MATERIAL TO PROCESS |
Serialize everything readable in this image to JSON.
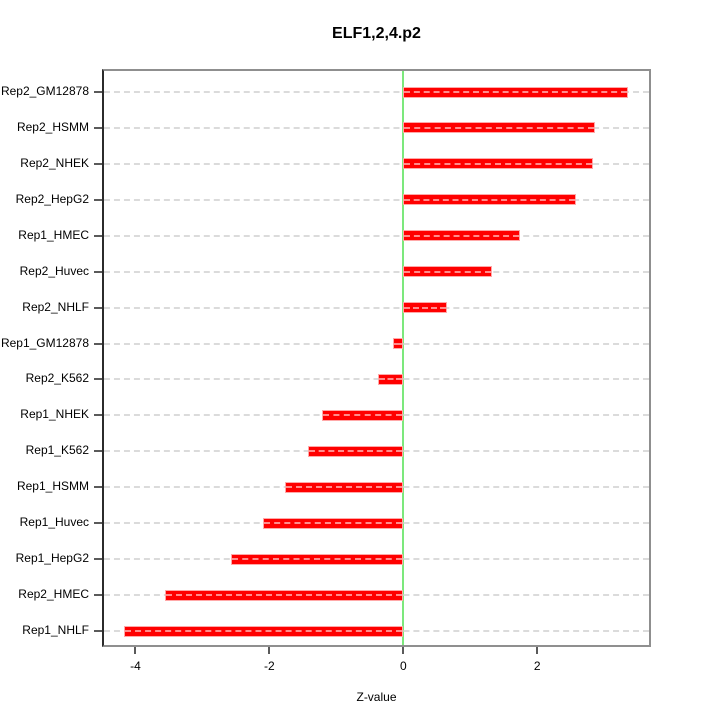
{
  "colors": {
    "bar": "#ff0000",
    "bar_border": "#ffa8a8",
    "zero_line": "#7ce87c",
    "grid": "#dbdbdb",
    "frame": "#8f8f8f"
  },
  "chart_data": {
    "type": "bar",
    "orientation": "horizontal",
    "title": "ELF1,2,4.p2",
    "xlabel": "Z-value",
    "ylabel": "",
    "categories": [
      "Rep2_GM12878",
      "Rep2_HSMM",
      "Rep2_NHEK",
      "Rep2_HepG2",
      "Rep1_HMEC",
      "Rep2_Huvec",
      "Rep2_NHLF",
      "Rep1_GM12878",
      "Rep2_K562",
      "Rep1_NHEK",
      "Rep1_K562",
      "Rep1_HSMM",
      "Rep1_Huvec",
      "Rep1_HepG2",
      "Rep2_HMEC",
      "Rep1_NHLF"
    ],
    "values": [
      3.35,
      2.87,
      2.83,
      2.58,
      1.74,
      1.32,
      0.66,
      -0.15,
      -0.38,
      -1.22,
      -1.42,
      -1.76,
      -2.09,
      -2.58,
      -3.56,
      -4.17
    ],
    "x_ticks": [
      -4,
      -2,
      0,
      2
    ],
    "x_tick_labels": [
      "-4",
      "-2",
      "0",
      "2"
    ],
    "xlim": [
      -4.47,
      3.67
    ],
    "zero_reference_line": 0,
    "grid": "horizontal-dashed-per-category",
    "legend": "none"
  }
}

WHAT THE EXERCISE ASKS | Your copy should match the entries exactly, minus the pictures.

EXPECTED OUTPUT |
Serialize everything readable in this image to JSON.
{
  "colors": {
    "bar": "#ff0000",
    "bar_border": "#ffa8a8",
    "zero_line": "#7ce87c",
    "grid": "#dbdbdb",
    "frame": "#8f8f8f"
  },
  "chart_data": {
    "type": "bar",
    "orientation": "horizontal",
    "title": "ELF1,2,4.p2",
    "xlabel": "Z-value",
    "ylabel": "",
    "categories": [
      "Rep2_GM12878",
      "Rep2_HSMM",
      "Rep2_NHEK",
      "Rep2_HepG2",
      "Rep1_HMEC",
      "Rep2_Huvec",
      "Rep2_NHLF",
      "Rep1_GM12878",
      "Rep2_K562",
      "Rep1_NHEK",
      "Rep1_K562",
      "Rep1_HSMM",
      "Rep1_Huvec",
      "Rep1_HepG2",
      "Rep2_HMEC",
      "Rep1_NHLF"
    ],
    "values": [
      3.35,
      2.87,
      2.83,
      2.58,
      1.74,
      1.32,
      0.66,
      -0.15,
      -0.38,
      -1.22,
      -1.42,
      -1.76,
      -2.09,
      -2.58,
      -3.56,
      -4.17
    ],
    "x_ticks": [
      -4,
      -2,
      0,
      2
    ],
    "x_tick_labels": [
      "-4",
      "-2",
      "0",
      "2"
    ],
    "xlim": [
      -4.47,
      3.67
    ],
    "zero_reference_line": 0,
    "grid": "horizontal-dashed-per-category",
    "legend": "none"
  }
}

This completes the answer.